--- START OF RECORD SET ---

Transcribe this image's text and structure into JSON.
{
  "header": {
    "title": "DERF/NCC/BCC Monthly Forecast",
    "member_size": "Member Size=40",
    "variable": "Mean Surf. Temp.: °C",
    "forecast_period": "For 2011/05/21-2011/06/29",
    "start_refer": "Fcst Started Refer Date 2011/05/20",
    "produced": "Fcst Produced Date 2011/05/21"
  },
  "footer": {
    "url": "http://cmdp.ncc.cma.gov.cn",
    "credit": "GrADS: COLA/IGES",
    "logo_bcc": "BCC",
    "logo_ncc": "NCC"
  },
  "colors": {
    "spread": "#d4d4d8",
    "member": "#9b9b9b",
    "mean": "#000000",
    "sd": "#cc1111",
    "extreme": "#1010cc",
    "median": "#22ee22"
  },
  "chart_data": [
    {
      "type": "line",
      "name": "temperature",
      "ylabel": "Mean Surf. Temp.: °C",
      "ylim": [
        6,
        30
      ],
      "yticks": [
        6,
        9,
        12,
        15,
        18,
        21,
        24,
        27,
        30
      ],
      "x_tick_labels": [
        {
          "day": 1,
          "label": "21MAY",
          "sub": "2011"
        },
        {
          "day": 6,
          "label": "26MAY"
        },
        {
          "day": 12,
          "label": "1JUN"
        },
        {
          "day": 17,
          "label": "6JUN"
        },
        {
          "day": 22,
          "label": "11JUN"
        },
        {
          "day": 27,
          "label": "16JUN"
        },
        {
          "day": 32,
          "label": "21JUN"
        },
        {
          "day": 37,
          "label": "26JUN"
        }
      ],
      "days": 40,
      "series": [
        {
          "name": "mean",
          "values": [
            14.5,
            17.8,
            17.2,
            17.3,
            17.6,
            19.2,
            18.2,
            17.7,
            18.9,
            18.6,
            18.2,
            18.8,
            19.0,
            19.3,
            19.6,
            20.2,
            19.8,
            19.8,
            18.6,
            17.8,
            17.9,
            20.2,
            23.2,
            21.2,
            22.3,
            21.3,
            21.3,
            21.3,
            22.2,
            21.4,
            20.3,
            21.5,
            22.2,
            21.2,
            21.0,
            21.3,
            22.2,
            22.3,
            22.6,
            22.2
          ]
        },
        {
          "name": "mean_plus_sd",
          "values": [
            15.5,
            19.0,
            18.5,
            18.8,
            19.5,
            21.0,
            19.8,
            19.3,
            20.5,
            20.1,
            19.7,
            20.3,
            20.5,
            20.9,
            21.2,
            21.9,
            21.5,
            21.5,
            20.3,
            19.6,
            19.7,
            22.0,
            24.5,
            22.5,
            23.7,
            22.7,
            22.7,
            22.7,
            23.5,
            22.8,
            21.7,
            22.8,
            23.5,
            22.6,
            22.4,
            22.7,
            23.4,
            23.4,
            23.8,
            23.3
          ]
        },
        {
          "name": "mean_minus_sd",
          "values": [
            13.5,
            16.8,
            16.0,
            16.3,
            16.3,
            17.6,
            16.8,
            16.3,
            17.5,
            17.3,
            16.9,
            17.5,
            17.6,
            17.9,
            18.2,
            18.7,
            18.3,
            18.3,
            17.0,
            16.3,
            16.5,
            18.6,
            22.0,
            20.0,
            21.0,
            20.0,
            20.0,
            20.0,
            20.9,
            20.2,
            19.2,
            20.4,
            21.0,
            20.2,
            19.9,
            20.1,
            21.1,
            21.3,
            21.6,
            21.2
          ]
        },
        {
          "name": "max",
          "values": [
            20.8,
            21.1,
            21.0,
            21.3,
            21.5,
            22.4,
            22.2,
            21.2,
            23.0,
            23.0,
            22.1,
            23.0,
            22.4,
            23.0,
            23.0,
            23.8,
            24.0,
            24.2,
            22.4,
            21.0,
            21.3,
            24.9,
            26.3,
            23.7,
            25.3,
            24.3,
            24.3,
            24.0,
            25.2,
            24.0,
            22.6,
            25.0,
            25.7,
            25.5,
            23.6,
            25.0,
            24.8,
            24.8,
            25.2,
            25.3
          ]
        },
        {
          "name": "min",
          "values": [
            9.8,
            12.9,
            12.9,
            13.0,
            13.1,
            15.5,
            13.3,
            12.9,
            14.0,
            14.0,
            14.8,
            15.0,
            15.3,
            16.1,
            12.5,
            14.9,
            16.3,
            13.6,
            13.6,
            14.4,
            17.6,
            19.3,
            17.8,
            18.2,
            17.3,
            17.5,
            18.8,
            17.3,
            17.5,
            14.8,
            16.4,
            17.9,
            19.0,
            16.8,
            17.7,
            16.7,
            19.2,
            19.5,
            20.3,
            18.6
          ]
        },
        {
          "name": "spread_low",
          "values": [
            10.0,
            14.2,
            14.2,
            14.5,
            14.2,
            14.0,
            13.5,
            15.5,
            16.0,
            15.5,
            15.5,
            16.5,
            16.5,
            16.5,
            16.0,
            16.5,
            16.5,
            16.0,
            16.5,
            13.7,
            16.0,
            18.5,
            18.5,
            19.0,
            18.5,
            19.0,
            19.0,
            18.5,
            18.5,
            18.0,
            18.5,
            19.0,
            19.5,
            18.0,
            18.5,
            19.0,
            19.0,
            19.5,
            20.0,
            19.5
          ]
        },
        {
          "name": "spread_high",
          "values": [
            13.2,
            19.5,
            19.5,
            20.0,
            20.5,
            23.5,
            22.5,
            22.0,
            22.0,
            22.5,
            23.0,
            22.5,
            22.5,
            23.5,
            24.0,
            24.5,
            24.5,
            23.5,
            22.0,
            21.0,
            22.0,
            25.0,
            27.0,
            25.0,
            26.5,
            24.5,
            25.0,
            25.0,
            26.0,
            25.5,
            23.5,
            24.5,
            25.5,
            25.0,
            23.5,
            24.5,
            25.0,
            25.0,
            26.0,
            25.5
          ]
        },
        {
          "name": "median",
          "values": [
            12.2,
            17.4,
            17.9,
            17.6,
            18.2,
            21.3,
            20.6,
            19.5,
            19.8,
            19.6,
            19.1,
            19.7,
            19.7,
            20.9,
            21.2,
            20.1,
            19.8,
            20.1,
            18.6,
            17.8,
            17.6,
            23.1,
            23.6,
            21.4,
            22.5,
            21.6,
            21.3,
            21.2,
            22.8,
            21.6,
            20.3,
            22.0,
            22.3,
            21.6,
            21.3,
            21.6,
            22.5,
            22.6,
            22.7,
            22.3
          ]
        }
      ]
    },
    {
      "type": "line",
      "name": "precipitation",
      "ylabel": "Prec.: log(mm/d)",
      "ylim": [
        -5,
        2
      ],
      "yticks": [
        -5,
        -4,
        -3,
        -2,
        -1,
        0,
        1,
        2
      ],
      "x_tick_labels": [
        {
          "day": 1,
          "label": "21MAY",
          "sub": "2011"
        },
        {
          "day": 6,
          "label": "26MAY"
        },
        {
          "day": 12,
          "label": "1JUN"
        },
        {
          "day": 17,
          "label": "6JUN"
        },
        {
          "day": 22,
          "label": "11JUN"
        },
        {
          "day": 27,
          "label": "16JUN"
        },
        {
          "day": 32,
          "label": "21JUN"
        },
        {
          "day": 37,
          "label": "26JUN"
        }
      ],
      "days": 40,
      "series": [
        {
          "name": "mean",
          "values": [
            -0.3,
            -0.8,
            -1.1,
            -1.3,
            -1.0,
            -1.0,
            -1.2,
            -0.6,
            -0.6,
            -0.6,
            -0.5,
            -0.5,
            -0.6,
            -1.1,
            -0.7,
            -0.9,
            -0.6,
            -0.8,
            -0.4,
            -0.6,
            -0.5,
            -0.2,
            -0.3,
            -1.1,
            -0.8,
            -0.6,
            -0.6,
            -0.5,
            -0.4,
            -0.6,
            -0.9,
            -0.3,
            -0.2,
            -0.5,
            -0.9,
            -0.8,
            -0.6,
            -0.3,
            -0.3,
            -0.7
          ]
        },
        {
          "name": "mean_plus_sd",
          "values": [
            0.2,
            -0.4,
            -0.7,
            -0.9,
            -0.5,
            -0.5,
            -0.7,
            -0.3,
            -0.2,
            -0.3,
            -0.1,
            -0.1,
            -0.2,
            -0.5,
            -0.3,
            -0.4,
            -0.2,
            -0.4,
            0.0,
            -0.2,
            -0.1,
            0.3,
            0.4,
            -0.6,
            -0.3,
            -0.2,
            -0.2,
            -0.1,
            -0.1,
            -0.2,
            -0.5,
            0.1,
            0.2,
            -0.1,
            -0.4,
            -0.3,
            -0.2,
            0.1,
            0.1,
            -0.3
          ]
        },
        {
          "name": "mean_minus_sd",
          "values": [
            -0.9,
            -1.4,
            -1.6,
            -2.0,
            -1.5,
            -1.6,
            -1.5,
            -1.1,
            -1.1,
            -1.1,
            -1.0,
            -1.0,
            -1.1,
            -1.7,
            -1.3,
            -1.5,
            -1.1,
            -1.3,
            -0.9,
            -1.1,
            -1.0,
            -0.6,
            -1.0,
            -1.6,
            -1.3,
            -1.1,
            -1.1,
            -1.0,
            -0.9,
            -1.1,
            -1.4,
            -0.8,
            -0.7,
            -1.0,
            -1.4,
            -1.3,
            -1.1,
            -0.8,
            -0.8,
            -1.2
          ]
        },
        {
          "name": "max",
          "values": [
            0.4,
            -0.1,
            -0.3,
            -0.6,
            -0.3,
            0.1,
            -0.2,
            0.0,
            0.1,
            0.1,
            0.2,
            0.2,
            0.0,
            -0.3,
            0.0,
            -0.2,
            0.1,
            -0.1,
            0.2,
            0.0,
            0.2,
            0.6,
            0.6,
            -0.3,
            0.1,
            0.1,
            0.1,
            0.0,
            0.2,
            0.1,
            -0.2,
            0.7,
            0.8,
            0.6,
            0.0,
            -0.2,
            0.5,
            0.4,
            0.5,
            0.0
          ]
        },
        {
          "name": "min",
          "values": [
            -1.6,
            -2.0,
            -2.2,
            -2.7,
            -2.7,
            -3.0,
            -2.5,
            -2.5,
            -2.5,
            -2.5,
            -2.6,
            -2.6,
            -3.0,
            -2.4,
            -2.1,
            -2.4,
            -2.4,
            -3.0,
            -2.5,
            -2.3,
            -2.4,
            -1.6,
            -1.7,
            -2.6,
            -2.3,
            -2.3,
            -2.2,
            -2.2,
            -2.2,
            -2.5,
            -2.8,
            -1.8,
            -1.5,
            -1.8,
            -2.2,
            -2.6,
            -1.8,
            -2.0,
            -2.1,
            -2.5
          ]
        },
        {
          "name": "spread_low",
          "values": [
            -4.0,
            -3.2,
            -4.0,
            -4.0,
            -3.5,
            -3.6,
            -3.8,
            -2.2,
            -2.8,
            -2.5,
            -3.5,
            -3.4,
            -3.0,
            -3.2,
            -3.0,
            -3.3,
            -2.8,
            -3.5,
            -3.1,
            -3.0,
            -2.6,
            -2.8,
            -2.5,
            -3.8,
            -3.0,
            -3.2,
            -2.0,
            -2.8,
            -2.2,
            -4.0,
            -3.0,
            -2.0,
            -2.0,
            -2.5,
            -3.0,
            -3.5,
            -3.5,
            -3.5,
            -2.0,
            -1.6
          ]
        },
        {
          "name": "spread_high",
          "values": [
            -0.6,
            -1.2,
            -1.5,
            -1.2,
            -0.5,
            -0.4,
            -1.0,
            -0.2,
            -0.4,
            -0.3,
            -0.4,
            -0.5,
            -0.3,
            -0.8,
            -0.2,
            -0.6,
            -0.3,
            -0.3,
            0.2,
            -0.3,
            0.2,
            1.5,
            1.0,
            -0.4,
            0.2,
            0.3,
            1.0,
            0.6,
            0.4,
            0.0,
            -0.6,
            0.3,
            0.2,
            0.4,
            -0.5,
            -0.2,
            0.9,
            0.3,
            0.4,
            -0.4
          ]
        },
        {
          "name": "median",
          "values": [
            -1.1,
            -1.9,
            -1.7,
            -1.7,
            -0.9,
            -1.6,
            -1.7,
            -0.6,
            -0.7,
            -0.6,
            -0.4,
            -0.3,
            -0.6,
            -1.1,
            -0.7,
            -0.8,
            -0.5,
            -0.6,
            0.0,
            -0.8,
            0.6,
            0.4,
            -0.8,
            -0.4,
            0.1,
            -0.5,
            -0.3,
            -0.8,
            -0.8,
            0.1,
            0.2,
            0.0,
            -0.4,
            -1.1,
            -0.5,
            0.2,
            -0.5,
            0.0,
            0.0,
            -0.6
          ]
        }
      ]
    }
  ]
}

--- END OF RECORD SET ---

■ WHAT YOU NEED TO DO: From the data above, copy each line that has the string "Date".

■ EXERCISE OUTPUT:
    "start_refer": "Fcst Started Refer Date 2011/05/20",
    "produced": "Fcst Produced Date 2011/05/21"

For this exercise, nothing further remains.